── Extract
Edit: Point Data and Cell Data are also checked. The formula above works for any dimension.

What would be nice is to be able to get a metric instead of just a boolean result. But it may be out of scope

Probably out of scope. It would be hard to define a proper metric given the extent of stuff checked. What is the metric when the topology and geometry is correct but a vtkVoxel has been replaced by a vtkHexahedron?


Very useful! Great work…

The link provided to the merge request “” is incorrect. It should be “” note the extra “3”.

As far as metrics, I would probably use this by writing a utility program that indicated true/false for each component of a data object and provide a table of results. And with a little work you might be able to capture the first few “items” that are different for each comparison function (point coords, cell types), whether certain data arrays are missing or named differently, etc. to give hints as to what is different.

I’m also guessing that some data objects can be marked unequal but in actuality they are renumbered (point ids, cell ordering is shuffled). I’ve seen this happen in a few multithreaded filters where the order of execution changes from run to run (I try to correct this when I see it but I’m guessing it still exists).
────
── Dataset records
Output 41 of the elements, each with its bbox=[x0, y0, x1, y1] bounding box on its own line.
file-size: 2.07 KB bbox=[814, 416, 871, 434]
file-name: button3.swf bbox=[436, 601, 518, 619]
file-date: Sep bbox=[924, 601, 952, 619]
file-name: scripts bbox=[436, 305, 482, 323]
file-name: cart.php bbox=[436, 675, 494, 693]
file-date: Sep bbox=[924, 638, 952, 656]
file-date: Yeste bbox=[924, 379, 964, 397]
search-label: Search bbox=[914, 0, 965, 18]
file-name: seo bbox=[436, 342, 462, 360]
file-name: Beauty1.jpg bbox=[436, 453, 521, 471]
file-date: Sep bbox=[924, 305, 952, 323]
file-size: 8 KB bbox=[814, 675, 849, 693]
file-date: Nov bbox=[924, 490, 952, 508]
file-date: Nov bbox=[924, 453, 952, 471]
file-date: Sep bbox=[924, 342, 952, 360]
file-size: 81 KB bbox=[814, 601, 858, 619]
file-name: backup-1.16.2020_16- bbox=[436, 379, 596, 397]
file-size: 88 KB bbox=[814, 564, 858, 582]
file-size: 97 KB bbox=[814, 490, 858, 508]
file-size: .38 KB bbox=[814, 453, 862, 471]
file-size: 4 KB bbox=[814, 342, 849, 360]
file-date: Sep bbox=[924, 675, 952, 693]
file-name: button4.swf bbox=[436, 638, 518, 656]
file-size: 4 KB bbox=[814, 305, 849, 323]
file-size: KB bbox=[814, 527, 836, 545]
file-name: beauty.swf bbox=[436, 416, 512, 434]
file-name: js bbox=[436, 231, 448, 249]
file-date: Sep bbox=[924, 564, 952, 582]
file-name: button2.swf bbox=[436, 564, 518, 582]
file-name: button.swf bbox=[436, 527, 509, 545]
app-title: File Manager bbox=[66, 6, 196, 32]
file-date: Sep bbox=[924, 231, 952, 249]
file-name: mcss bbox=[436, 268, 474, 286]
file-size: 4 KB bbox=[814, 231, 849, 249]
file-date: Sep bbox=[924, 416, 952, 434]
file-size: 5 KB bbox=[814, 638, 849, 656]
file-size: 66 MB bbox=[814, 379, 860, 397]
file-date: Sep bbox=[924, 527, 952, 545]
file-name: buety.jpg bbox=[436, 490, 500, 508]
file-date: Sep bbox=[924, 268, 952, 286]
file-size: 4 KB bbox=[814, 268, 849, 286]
────
#### [Prompt A]
In the forum thread, what substitution is given as a case in which the topology and geometry are correct?
#### [Prompt B]
Return the part of the forum thread that opens with the words containing "Very useful! Great" and closes with "what is different.".
#### [Prompt C]
Write the next part of the forum thread on comparing data objects, beginning after its final sentence.

#### [Expected answer A]
A vtkVoxel replaced by a vtkHexahedron.

#### [Expected answer B]
Very useful! Great work…

The link provided to the merge request “” is incorrect. It should be “” note the extra “3”.

As far as metrics, I would probably use this by writing a utility program that indicated true/false for each component of a data object and provide a table of results. And with a little work you might be able to capture the first few “items” that are different for each comparison function (point coords, cell types), whether certain data arrays are missing or named differently, etc. to give hints as to what is different.

#### [Expected answer C]
The utility is invariant to point / cell shuffling.

When the utility catches an error, there is a comprehensive error logging stack, letting you know at what point the discrepancy was caught. It goes as far as outputting the name of the array causing the failure and at which position in the array. Do you think it is sufficient or would a table of error codes be more useful?

Some idea: maybe allow to set a stride/sampling strategy when comparing data array, to speed up the computation but still have a good overview.

It actually would be trivial to add an API taking as input a vtkIdList* for testing arrays. It would literally be one line in the function’s body in the .cxx. Stride without an input vtkIdList* would be doable with a little work, however we would need to think about how to overload to not induce ambiguities when invoking.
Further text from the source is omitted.